• [Dataset entries]
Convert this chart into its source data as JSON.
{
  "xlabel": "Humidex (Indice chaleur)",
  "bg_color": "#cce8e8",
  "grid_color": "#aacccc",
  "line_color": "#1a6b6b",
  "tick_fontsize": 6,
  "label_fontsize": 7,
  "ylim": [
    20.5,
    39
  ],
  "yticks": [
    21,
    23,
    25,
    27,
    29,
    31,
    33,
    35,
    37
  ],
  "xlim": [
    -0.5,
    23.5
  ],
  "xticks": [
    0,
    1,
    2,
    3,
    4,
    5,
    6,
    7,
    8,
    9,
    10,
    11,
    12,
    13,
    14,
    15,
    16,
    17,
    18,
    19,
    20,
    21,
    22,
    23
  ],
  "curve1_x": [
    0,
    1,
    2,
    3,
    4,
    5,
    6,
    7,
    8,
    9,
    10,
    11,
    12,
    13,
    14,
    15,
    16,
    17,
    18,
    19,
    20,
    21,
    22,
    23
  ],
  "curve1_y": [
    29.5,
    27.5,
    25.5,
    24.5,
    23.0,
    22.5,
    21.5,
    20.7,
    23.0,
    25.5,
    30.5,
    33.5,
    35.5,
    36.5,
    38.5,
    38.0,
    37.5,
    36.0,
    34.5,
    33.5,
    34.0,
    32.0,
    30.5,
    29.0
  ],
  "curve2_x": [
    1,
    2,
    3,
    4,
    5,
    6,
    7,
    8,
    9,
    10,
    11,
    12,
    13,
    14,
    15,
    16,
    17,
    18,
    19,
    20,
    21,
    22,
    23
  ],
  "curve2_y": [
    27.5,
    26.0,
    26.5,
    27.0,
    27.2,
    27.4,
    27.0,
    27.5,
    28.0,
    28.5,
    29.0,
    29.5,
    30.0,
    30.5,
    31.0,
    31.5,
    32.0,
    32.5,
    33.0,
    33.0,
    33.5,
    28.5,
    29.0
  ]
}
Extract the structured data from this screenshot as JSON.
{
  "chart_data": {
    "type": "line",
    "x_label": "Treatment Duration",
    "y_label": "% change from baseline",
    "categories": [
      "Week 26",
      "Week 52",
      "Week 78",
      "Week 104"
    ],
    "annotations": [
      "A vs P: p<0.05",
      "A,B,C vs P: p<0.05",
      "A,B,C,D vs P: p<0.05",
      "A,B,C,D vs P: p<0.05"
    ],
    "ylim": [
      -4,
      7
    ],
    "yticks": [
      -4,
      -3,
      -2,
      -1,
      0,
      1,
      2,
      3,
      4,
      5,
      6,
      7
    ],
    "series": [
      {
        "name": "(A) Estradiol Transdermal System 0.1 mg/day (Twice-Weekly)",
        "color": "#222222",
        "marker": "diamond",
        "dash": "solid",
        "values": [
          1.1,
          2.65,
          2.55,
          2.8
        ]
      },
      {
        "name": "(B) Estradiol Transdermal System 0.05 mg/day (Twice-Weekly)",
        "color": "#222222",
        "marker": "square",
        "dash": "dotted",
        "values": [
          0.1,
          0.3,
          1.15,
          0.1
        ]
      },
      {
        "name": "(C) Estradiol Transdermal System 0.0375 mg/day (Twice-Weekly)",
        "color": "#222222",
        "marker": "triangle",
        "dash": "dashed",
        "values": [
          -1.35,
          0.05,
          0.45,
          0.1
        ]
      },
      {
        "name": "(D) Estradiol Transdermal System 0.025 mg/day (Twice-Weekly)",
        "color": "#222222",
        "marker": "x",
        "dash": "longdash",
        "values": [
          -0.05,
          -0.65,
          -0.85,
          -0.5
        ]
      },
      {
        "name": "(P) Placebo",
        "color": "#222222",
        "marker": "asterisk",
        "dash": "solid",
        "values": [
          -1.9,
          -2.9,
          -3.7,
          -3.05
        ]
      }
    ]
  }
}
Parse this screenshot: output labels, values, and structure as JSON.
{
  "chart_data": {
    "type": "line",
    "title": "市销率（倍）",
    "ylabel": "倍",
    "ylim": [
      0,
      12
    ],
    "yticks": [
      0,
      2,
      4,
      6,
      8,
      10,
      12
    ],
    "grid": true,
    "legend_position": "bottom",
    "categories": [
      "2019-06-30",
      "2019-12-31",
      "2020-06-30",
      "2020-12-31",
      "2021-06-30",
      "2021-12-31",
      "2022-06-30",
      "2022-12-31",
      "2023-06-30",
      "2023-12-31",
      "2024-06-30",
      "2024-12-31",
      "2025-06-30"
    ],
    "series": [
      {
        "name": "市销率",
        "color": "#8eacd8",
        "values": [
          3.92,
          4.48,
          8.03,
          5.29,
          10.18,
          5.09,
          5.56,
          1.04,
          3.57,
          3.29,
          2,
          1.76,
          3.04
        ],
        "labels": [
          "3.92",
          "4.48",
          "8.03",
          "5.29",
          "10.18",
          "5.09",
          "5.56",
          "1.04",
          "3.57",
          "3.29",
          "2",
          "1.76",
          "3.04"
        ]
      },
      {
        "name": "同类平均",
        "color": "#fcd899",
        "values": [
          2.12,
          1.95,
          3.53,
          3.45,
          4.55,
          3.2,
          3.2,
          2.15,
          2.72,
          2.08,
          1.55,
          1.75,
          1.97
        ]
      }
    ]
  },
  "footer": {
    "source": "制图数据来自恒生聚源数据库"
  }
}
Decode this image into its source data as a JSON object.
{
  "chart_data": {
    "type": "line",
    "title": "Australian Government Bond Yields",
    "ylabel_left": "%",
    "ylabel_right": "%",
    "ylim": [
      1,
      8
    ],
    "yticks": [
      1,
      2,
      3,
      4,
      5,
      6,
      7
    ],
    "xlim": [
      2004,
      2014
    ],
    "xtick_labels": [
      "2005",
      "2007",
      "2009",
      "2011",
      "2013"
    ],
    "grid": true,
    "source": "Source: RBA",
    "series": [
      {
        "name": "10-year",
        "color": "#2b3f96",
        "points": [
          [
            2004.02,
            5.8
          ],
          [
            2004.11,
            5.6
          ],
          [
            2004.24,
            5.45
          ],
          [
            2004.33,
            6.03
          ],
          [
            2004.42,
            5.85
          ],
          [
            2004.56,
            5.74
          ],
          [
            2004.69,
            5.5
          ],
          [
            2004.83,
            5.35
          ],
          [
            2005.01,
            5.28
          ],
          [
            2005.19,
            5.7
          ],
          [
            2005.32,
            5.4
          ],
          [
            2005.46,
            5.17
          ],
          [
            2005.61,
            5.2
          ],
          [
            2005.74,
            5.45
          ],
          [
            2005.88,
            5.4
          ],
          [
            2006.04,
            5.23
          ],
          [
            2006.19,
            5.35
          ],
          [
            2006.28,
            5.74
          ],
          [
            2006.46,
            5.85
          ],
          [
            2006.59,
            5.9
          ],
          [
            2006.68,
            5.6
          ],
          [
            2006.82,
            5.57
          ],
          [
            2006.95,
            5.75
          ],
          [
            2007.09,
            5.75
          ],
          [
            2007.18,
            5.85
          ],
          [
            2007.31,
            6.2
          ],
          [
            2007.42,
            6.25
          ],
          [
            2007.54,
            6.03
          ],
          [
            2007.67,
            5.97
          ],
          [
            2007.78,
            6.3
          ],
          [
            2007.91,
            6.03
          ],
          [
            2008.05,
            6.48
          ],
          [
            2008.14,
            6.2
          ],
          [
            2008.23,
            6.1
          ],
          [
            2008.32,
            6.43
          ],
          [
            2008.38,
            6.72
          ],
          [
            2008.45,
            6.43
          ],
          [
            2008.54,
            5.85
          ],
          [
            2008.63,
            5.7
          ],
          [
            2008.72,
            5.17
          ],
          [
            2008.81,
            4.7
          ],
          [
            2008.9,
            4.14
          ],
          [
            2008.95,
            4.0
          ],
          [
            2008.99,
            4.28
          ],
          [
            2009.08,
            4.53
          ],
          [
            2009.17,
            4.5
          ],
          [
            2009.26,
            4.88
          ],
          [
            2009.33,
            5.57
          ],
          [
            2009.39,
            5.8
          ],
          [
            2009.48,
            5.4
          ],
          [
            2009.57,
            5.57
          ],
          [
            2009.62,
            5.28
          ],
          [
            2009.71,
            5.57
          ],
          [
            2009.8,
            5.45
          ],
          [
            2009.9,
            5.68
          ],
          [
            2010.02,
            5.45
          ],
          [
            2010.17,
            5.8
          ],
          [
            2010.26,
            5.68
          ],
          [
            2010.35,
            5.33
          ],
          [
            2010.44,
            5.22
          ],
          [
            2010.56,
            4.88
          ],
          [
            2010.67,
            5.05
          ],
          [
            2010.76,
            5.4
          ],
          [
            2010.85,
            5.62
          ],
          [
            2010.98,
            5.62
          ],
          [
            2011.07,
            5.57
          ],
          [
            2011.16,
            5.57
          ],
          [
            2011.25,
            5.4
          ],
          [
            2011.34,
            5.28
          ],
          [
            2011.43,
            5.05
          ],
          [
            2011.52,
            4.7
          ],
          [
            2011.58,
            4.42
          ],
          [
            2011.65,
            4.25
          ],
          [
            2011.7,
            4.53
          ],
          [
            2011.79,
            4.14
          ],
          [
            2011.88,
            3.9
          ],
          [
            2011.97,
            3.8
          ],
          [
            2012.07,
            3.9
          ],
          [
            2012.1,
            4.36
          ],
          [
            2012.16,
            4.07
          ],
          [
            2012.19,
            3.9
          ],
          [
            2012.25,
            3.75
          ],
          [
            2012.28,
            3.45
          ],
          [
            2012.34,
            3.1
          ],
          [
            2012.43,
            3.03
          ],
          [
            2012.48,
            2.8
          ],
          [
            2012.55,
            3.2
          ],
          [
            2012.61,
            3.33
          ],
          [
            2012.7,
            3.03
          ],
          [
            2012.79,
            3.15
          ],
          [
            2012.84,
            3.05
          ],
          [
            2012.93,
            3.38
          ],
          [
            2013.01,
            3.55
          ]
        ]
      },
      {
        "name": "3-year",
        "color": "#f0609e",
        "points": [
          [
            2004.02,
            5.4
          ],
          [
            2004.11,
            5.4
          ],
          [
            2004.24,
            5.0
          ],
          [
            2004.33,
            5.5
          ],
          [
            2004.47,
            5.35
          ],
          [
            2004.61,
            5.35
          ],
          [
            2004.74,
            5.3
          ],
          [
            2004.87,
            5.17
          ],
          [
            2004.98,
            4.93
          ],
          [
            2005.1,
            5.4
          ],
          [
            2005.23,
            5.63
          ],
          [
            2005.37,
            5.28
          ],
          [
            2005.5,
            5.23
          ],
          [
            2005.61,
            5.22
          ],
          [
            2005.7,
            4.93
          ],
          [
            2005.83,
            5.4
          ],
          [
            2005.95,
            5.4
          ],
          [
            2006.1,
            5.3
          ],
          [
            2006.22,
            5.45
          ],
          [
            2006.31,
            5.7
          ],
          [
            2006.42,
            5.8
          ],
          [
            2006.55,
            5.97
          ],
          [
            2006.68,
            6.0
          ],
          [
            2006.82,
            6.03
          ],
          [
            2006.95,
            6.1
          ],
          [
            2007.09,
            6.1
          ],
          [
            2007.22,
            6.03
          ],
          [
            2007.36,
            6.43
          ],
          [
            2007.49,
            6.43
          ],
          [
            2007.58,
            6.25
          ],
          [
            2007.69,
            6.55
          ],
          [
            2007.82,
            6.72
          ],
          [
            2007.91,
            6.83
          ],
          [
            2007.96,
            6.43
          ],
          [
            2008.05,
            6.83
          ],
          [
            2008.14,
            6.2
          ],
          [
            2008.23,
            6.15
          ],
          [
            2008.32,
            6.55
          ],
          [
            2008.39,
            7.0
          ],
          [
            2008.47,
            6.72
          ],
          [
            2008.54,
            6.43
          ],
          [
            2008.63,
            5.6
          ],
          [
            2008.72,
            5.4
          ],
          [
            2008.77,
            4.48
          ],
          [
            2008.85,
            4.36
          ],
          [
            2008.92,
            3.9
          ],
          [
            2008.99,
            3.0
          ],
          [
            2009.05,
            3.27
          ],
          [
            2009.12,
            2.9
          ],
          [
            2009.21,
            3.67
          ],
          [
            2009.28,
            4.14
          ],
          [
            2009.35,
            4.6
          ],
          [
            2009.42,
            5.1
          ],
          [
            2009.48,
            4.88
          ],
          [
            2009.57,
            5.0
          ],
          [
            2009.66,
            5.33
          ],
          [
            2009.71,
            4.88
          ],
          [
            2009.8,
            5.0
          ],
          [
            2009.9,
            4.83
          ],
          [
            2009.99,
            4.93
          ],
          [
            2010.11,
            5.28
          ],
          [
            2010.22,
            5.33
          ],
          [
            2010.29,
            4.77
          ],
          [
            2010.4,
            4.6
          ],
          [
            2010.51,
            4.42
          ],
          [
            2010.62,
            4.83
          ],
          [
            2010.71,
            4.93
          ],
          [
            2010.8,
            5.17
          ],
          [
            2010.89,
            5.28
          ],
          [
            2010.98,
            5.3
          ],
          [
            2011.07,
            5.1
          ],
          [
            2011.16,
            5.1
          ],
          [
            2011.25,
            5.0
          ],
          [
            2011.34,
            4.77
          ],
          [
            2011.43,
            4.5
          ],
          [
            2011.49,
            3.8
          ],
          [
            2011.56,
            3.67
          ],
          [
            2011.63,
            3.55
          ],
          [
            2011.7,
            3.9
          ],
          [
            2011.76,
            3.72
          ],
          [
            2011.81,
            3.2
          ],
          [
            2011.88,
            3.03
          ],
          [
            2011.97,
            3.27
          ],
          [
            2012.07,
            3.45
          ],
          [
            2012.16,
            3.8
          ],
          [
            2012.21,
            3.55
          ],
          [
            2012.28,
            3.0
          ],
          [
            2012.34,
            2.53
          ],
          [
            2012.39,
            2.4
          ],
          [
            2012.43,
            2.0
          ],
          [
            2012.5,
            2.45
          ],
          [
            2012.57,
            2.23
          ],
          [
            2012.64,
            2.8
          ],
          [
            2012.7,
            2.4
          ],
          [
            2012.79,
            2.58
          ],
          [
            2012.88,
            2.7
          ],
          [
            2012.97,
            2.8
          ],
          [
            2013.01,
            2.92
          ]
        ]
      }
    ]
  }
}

• [Given problem] Give the count of lines in the data shown above that contain "Weekly", and nothing else.

• [Exercise answer] 4